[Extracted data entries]
::::::::

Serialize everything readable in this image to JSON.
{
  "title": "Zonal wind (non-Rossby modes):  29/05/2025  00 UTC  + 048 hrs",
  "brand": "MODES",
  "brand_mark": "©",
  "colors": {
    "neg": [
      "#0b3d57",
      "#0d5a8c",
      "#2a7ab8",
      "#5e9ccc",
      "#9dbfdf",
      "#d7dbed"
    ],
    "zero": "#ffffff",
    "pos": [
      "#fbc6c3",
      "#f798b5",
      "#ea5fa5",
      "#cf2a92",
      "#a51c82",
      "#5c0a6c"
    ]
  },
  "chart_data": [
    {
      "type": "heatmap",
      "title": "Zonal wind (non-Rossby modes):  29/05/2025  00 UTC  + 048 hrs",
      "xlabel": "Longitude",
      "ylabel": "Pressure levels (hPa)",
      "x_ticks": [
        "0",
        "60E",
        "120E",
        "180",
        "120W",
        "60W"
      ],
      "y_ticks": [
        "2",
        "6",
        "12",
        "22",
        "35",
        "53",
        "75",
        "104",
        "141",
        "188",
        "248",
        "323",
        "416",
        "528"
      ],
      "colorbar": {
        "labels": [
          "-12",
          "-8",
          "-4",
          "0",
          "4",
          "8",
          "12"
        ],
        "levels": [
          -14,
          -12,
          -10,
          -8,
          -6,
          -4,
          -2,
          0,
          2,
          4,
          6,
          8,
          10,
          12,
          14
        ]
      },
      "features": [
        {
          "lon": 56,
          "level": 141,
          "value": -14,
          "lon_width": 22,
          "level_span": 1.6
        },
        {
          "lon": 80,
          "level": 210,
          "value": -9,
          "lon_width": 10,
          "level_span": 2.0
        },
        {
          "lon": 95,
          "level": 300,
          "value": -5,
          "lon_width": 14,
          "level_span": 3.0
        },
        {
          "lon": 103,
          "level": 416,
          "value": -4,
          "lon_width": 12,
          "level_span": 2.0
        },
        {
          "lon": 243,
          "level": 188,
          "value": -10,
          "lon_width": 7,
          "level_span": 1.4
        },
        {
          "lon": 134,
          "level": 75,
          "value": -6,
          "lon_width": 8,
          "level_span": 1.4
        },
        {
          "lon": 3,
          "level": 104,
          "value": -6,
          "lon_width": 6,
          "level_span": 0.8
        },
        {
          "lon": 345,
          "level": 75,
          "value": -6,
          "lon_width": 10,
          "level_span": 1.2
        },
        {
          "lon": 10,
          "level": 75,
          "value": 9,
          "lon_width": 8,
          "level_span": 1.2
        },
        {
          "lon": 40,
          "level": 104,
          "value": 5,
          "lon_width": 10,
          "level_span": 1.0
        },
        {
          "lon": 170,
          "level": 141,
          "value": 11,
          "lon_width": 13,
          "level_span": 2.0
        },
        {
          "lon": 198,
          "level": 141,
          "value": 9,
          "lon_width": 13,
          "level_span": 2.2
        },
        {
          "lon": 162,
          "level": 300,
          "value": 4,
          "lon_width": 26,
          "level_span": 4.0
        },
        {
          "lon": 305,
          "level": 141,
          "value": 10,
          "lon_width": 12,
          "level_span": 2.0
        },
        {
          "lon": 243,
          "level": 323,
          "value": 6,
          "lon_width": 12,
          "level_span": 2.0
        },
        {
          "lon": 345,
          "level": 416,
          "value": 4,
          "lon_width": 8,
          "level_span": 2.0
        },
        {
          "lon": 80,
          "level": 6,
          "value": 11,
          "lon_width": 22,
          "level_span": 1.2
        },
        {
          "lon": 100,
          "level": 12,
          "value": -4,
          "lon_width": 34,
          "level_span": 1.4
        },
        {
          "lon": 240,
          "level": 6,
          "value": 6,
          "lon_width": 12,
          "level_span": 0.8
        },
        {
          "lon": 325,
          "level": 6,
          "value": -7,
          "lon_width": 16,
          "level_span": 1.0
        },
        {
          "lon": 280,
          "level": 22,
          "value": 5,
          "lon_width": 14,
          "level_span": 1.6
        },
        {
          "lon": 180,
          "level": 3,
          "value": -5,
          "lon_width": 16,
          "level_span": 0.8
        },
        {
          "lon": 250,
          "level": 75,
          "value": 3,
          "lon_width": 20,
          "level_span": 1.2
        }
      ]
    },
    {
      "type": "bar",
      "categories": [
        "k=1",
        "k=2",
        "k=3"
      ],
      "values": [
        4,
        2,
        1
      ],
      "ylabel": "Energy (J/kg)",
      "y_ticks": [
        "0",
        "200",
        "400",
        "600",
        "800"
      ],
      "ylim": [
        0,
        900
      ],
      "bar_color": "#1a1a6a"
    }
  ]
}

::::::::

• _Aim_: Nothing but a number is needed here: how many lines hold the string "Zonal"?

• _Solution to this exercise_: 2